WHAT YOU SHOULD DO >>
Repeat the full listing below verbatim and keep the images out.

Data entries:
━━━━
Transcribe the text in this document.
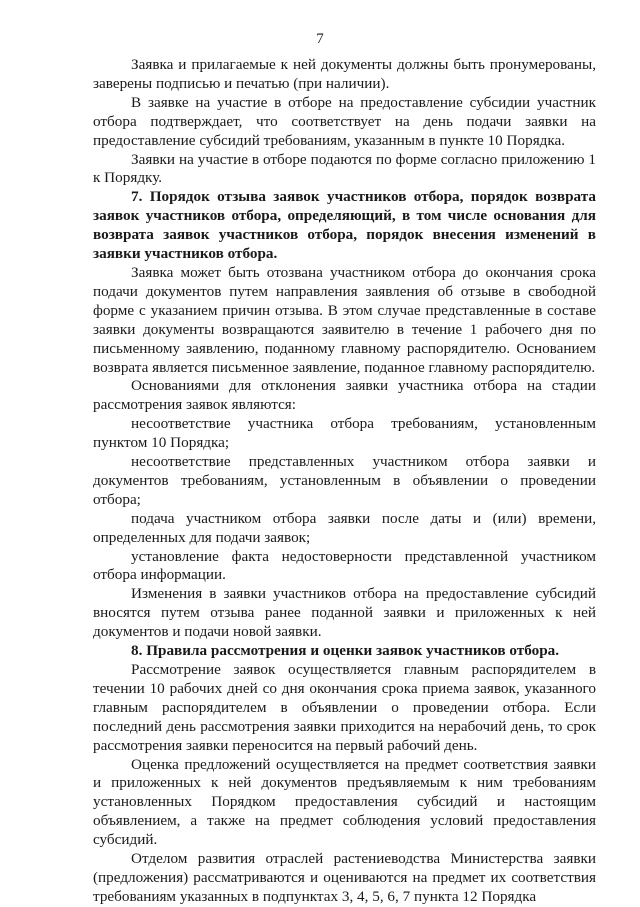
7

Заявка и прилагаемые к ней документы должны быть пронумерованы, заверены подписью и печатью (при наличии).

В заявке на участие в отборе на предоставление субсидии участник отбора подтверждает, что соответствует на день подачи заявки на предоставление субсидий требованиям, указанным в пункте 10 Порядка.

Заявки на участие в отборе подаются по форме согласно приложению 1 к Порядку.

7. Порядок отзыва заявок участников отбора, порядок возврата заявок участников отбора, определяющий, в том числе основания для возврата заявок участников отбора, порядок внесения изменений в заявки участников отбора.

Заявка может быть отозвана участником отбора до окончания срока подачи документов путем направления заявления об отзыве в свободной форме с указанием причин отзыва. В этом случае представленные в составе заявки документы возвращаются заявителю в течение 1 рабочего дня по письменному заявлению, поданному главному распорядителю. Основанием возврата является письменное заявление, поданное главному распорядителю.

Основаниями для отклонения заявки участника отбора на стадии рассмотрения заявок являются:

несоответствие участника отбора требованиям, установленным пунктом 10 Порядка;

несоответствие представленных участником отбора заявки и документов требованиям, установленным в объявлении о проведении отбора;

подача участником отбора заявки после даты и (или) времени, определенных для подачи заявок;

установление факта недостоверности представленной участником отбора информации.

Изменения в заявки участников отбора на предоставление субсидий вносятся путем отзыва ранее поданной заявки и приложенных к ней документов и подачи новой заявки.

8. Правила рассмотрения и оценки заявок участников отбора.

Рассмотрение заявок осуществляется главным распорядителем в течении 10 рабочих дней со дня окончания срока приема заявок, указанного главным распорядителем в объявлении о проведении отбора. Если последний день рассмотрения заявки приходится на нерабочий день, то срок рассмотрения заявки переносится на первый рабочий день.

Оценка предложений осуществляется на предмет соответствия заявки и приложенных к ней документов предъявляемым к ним требованиям установленных Порядком предоставления субсидий и настоящим объявлением, а также на предмет соблюдения условий предоставления субсидий.

Отделом развития отраслей растениеводства Министерства заявки (предложения) рассматриваются и оцениваются на предмет их соответствия требованиям указанных в подпунктах 3, 4, 5, 6, 7 пункта 12 Порядка
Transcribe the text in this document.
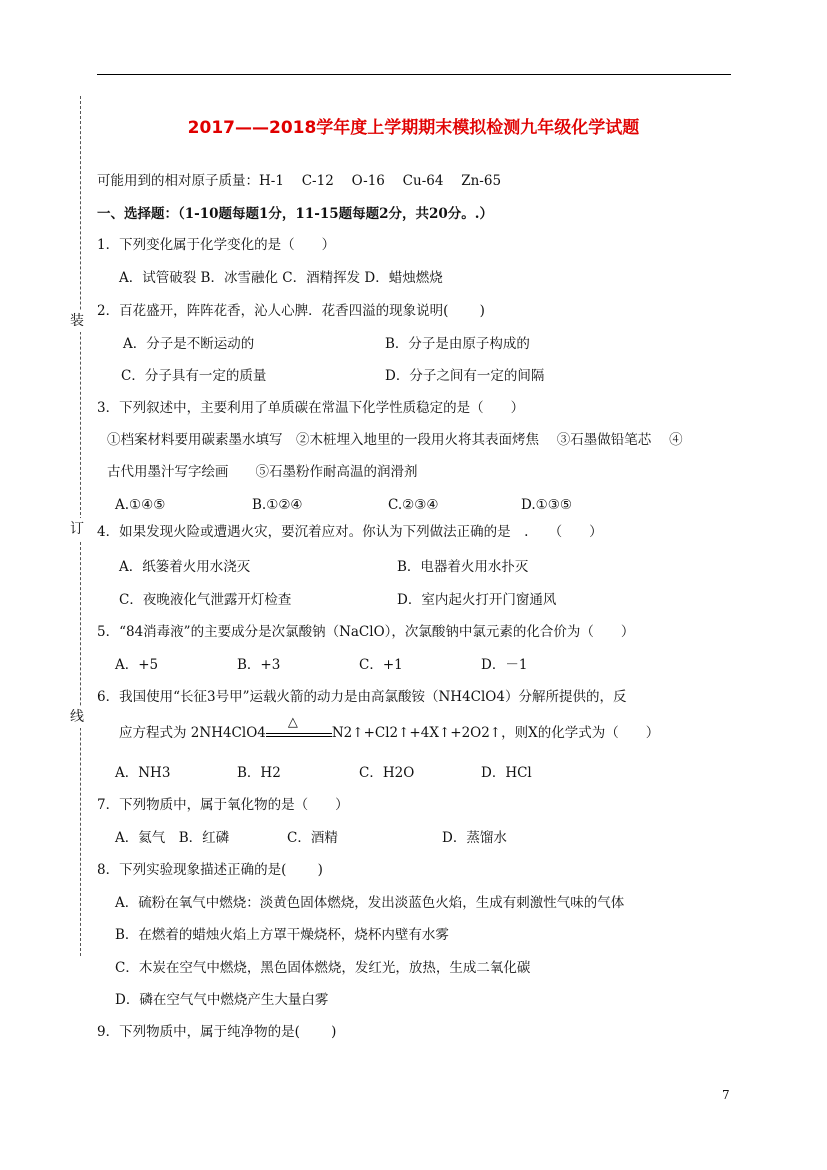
装
订
线
2017——2018学年度上学期期末模拟检测九年级化学试题
可能用到的相对原子质量：H-1　 C-12　 O-16　 Cu-64　 Zn-65
一、选择题：（1-10题每题1分，11-15题每题2分，共20分。.）
1．下列变化属于化学变化的是（　　）
A．试管破裂 B．冰雪融化 C．酒精挥发 D．蜡烛燃烧
2．百花盛开，阵阵花香，沁人心脾．花香四溢的现象说明(　　 )
A．分子是不断运动的	B．分子是由原子构成的
C．分子具有一定的质量	D．分子之间有一定的间隔
3．下列叙述中，主要利用了单质碳在常温下化学性质稳定的是（　　）
①档案材料要用碳素墨水填写　②木桩埋入地里的一段用火将其表面烤焦　 ③石墨做铅笔芯　 ④
古代用墨汁写字绘画　　⑤石墨粉作耐高温的润滑剂
A.①④⑤	B.①②④	C.②③④	D.①③⑤
4．如果发现火险或遭遇火灾，要沉着应对。你认为下列做法正确的是　.　　（　　）
A．纸篓着火用水浇灭	B．电器着火用水扑灭
C．夜晚液化气泄露开灯检查	D．室内起火打开门窗通风
5．“84消毒液”的主要成分是次氯酸钠（NaClO），次氯酸钠中氯元素的化合价为（　　）
A．+5	B．+3	C．+1	D．－1
6．我国使用“长征3号甲”运载火箭的动力是由高氯酸铵（NH4ClO4）分解所提供的，反
应方程式为 2NH4ClO4
△
N2↑+Cl2↑+4X↑+2O2↑，则X的化学式为（　　）
A．NH3	B．H2	C．H2O	D．HCl
7．下列物质中，属于氧化物的是（　　）
A．氦气　B．红磷	C．酒精	D．蒸馏水
8．下列实验现象描述正确的是(　　 )
A．硫粉在氧气中燃烧：淡黄色固体燃烧，发出淡蓝色火焰，生成有刺激性气味的气体
B．在燃着的蜡烛火焰上方罩干燥烧杯，烧杯内壁有水雾
C．木炭在空气中燃烧，黑色固体燃烧，发红光，放热，生成二氧化碳
D．磷在空气气中燃烧产生大量白雾
9．下列物质中，属于纯净物的是(　　 )
7
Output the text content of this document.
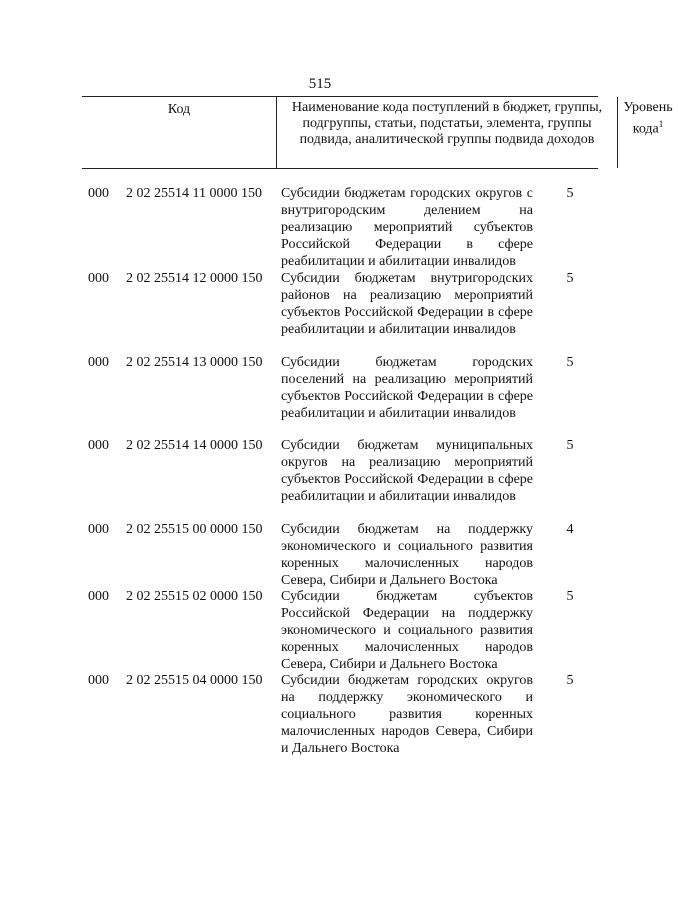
515
Код	Наименование кода поступлений в бюджет, группы, подгруппы, статьи, подстатьи, элемента, группы подвида, аналитической группы подвида доходов
Уровень кода$^1$
000 2 02 25514 11 0000 150 Субсидии бюджетам городских округов с внутригородским делением на реализацию мероприятий субъектов Российской Федерации в сфере реабилитации и абилитации инвалидов
5
000 2 02 25514 12 0000 150 Субсидии бюджетам внутригородских районов на реализацию мероприятий субъектов Российской Федерации в сфере реабилитации и абилитации инвалидов
5
000 2 02 25514 13 0000 150 Субсидии бюджетам городских поселений на реализацию мероприятий субъектов Российской Федерации в сфере реабилитации и абилитации инвалидов
5
000 2 02 25514 14 0000 150 Субсидии бюджетам муниципальных округов на реализацию мероприятий субъектов Российской Федерации в сфере реабилитации и абилитации инвалидов
5
000 2 02 25515 00 0000 150 Субсидии бюджетам на поддержку экономического и социального развития коренных малочисленных народов Севера, Сибири и Дальнего Востока
4
000 2 02 25515 02 0000 150 Субсидии бюджетам субъектов Российской Федерации на поддержку экономического и социального развития коренных малочисленных народов Севера, Сибири и Дальнего Востока
5
000 2 02 25515 04 0000 150 Субсидии бюджетам городских округов на поддержку экономического и социального развития коренных малочисленных народов Севера, Сибири и Дальнего Востока
5
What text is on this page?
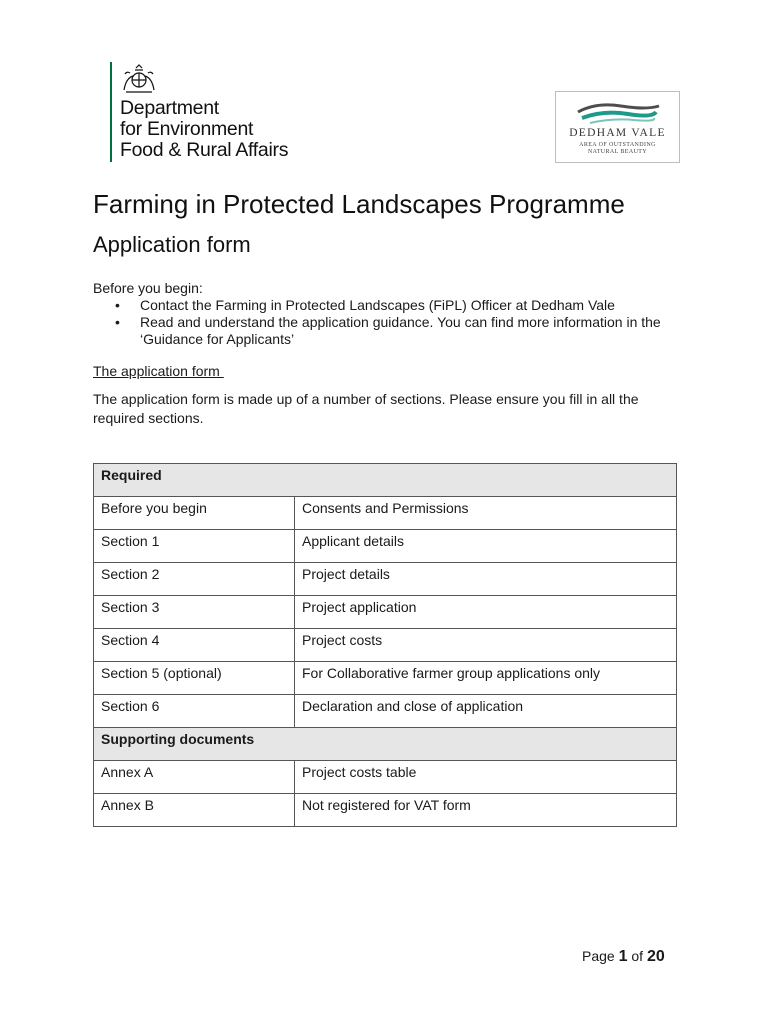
Department
for Environment
Food & Rural Affairs
DEDHAM VALE
AREA OF OUTSTANDING
NATURAL BEAUTY
Farming in Protected Landscapes Programme
Application form
Before you begin:
• Contact the Farming in Protected Landscapes (FiPL) Officer at Dedham Vale
• Read and understand the application guidance. You can find more information in the ‘Guidance for Applicants’
The application form
The application form is made up of a number of sections. Please ensure you fill in all the required sections.
Required	
Before you begin	Consents and Permissions
Section 1	Applicant details
Section 2	Project details
Section 3	Project application
Section 4	Project costs
Section 5 (optional)	For Collaborative farmer group applications only
Section 6	Declaration and close of application
Supporting documents	
Annex A	Project costs table
Annex B	Not registered for VAT form
Page 1 of 20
━━━━
REPLY >>
Transcribe the text in this document.
7

Заявка и прилагаемые к ней документы должны быть пронумерованы, заверены подписью и печатью (при наличии).

В заявке на участие в отборе на предоставление субсидии участник отбора подтверждает, что соответствует на день подачи заявки на предоставление субсидий требованиям, указанным в пункте 10 Порядка.

Заявки на участие в отборе подаются по форме согласно приложению 1 к Порядку.

7. Порядок отзыва заявок участников отбора, порядок возврата заявок участников отбора, определяющий, в том числе основания для возврата заявок участников отбора, порядок внесения изменений в заявки участников отбора.

Заявка может быть отозвана участником отбора до окончания срока подачи документов путем направления заявления об отзыве в свободной форме с указанием причин отзыва. В этом случае представленные в составе заявки документы возвращаются заявителю в течение 1 рабочего дня по письменному заявлению, поданному главному распорядителю. Основанием возврата является письменное заявление, поданное главному распорядителю.

Основаниями для отклонения заявки участника отбора на стадии рассмотрения заявок являются:

несоответствие участника отбора требованиям, установленным пунктом 10 Порядка;

несоответствие представленных участником отбора заявки и документов требованиям, установленным в объявлении о проведении отбора;

подача участником отбора заявки после даты и (или) времени, определенных для подачи заявок;

установление факта недостоверности представленной участником отбора информации.

Изменения в заявки участников отбора на предоставление субсидий вносятся путем отзыва ранее поданной заявки и приложенных к ней документов и подачи новой заявки.

8. Правила рассмотрения и оценки заявок участников отбора.

Рассмотрение заявок осуществляется главным распорядителем в течении 10 рабочих дней со дня окончания срока приема заявок, указанного главным распорядителем в объявлении о проведении отбора. Если последний день рассмотрения заявки приходится на нерабочий день, то срок рассмотрения заявки переносится на первый рабочий день.

Оценка предложений осуществляется на предмет соответствия заявки и приложенных к ней документов предъявляемым к ним требованиям установленных Порядком предоставления субсидий и настоящим объявлением, а также на предмет соблюдения условий предоставления субсидий.

Отделом развития отраслей растениеводства Министерства заявки (предложения) рассматриваются и оцениваются на предмет их соответствия требованиям указанных в подпунктах 3, 4, 5, 6, 7 пункта 12 Порядка
Transcribe the text in this document.
装
订
线
2017——2018学年度上学期期末模拟检测九年级化学试题
可能用到的相对原子质量：H-1　 C-12　 O-16　 Cu-64　 Zn-65
一、选择题：（1-10题每题1分，11-15题每题2分，共20分。.）
1．下列变化属于化学变化的是（　　）
A．试管破裂 B．冰雪融化 C．酒精挥发 D．蜡烛燃烧
2．百花盛开，阵阵花香，沁人心脾．花香四溢的现象说明(　　 )
A．分子是不断运动的	B．分子是由原子构成的
C．分子具有一定的质量	D．分子之间有一定的间隔
3．下列叙述中，主要利用了单质碳在常温下化学性质稳定的是（　　）
①档案材料要用碳素墨水填写　②木桩埋入地里的一段用火将其表面烤焦　 ③石墨做铅笔芯　 ④
古代用墨汁写字绘画　　⑤石墨粉作耐高温的润滑剂
A.①④⑤	B.①②④	C.②③④	D.①③⑤
4．如果发现火险或遭遇火灾，要沉着应对。你认为下列做法正确的是　.　　（　　）
A．纸篓着火用水浇灭	B．电器着火用水扑灭
C．夜晚液化气泄露开灯检查	D．室内起火打开门窗通风
5．“84消毒液”的主要成分是次氯酸钠（NaClO），次氯酸钠中氯元素的化合价为（　　）
A．+5	B．+3	C．+1	D．－1
6．我国使用“长征3号甲”运载火箭的动力是由高氯酸铵（NH4ClO4）分解所提供的，反
应方程式为 2NH4ClO4
△
N2↑+Cl2↑+4X↑+2O2↑，则X的化学式为（　　）
A．NH3	B．H2	C．H2O	D．HCl
7．下列物质中，属于氧化物的是（　　）
A．氦气　B．红磷	C．酒精	D．蒸馏水
8．下列实验现象描述正确的是(　　 )
A．硫粉在氧气中燃烧：淡黄色固体燃烧，发出淡蓝色火焰，生成有刺激性气味的气体
B．在燃着的蜡烛火焰上方罩干燥烧杯，烧杯内壁有水雾
C．木炭在空气中燃烧，黑色固体燃烧，发红光，放热，生成二氧化碳
D．磷在空气气中燃烧产生大量白雾
9．下列物质中，属于纯净物的是(　　 )
7
Output the text content of this document.
515
Код	Наименование кода поступлений в бюджет, группы, подгруппы, статьи, подстатьи, элемента, группы подвида, аналитической группы подвида доходов
Уровень кода$^1$
000 2 02 25514 11 0000 150 Субсидии бюджетам городских округов с внутригородским делением на реализацию мероприятий субъектов Российской Федерации в сфере реабилитации и абилитации инвалидов
5
000 2 02 25514 12 0000 150 Субсидии бюджетам внутригородских районов на реализацию мероприятий субъектов Российской Федерации в сфере реабилитации и абилитации инвалидов
5
000 2 02 25514 13 0000 150 Субсидии бюджетам городских поселений на реализацию мероприятий субъектов Российской Федерации в сфере реабилитации и абилитации инвалидов
5
000 2 02 25514 14 0000 150 Субсидии бюджетам муниципальных округов на реализацию мероприятий субъектов Российской Федерации в сфере реабилитации и абилитации инвалидов
5
000 2 02 25515 00 0000 150 Субсидии бюджетам на поддержку экономического и социального развития коренных малочисленных народов Севера, Сибири и Дальнего Востока
4
000 2 02 25515 02 0000 150 Субсидии бюджетам субъектов Российской Федерации на поддержку экономического и социального развития коренных малочисленных народов Севера, Сибири и Дальнего Востока
5
000 2 02 25515 04 0000 150 Субсидии бюджетам городских округов на поддержку экономического и социального развития коренных малочисленных народов Севера, Сибири и Дальнего Востока
5
What text is on this page?
Department
for Environment
Food & Rural Affairs
DEDHAM VALE
AREA OF OUTSTANDING
NATURAL BEAUTY
Farming in Protected Landscapes Programme
Application form
Before you begin:
• Contact the Farming in Protected Landscapes (FiPL) Officer at Dedham Vale
• Read and understand the application guidance. You can find more information in the ‘Guidance for Applicants’
The application form
The application form is made up of a number of sections. Please ensure you fill in all the required sections.
Required	
Before you begin	Consents and Permissions
Section 1	Applicant details
Section 2	Project details
Section 3	Project application
Section 4	Project costs
Section 5 (optional)	For Collaborative farmer group applications only
Section 6	Declaration and close of application
Supporting documents	
Annex A	Project costs table
Annex B	Not registered for VAT form
Page 1 of 20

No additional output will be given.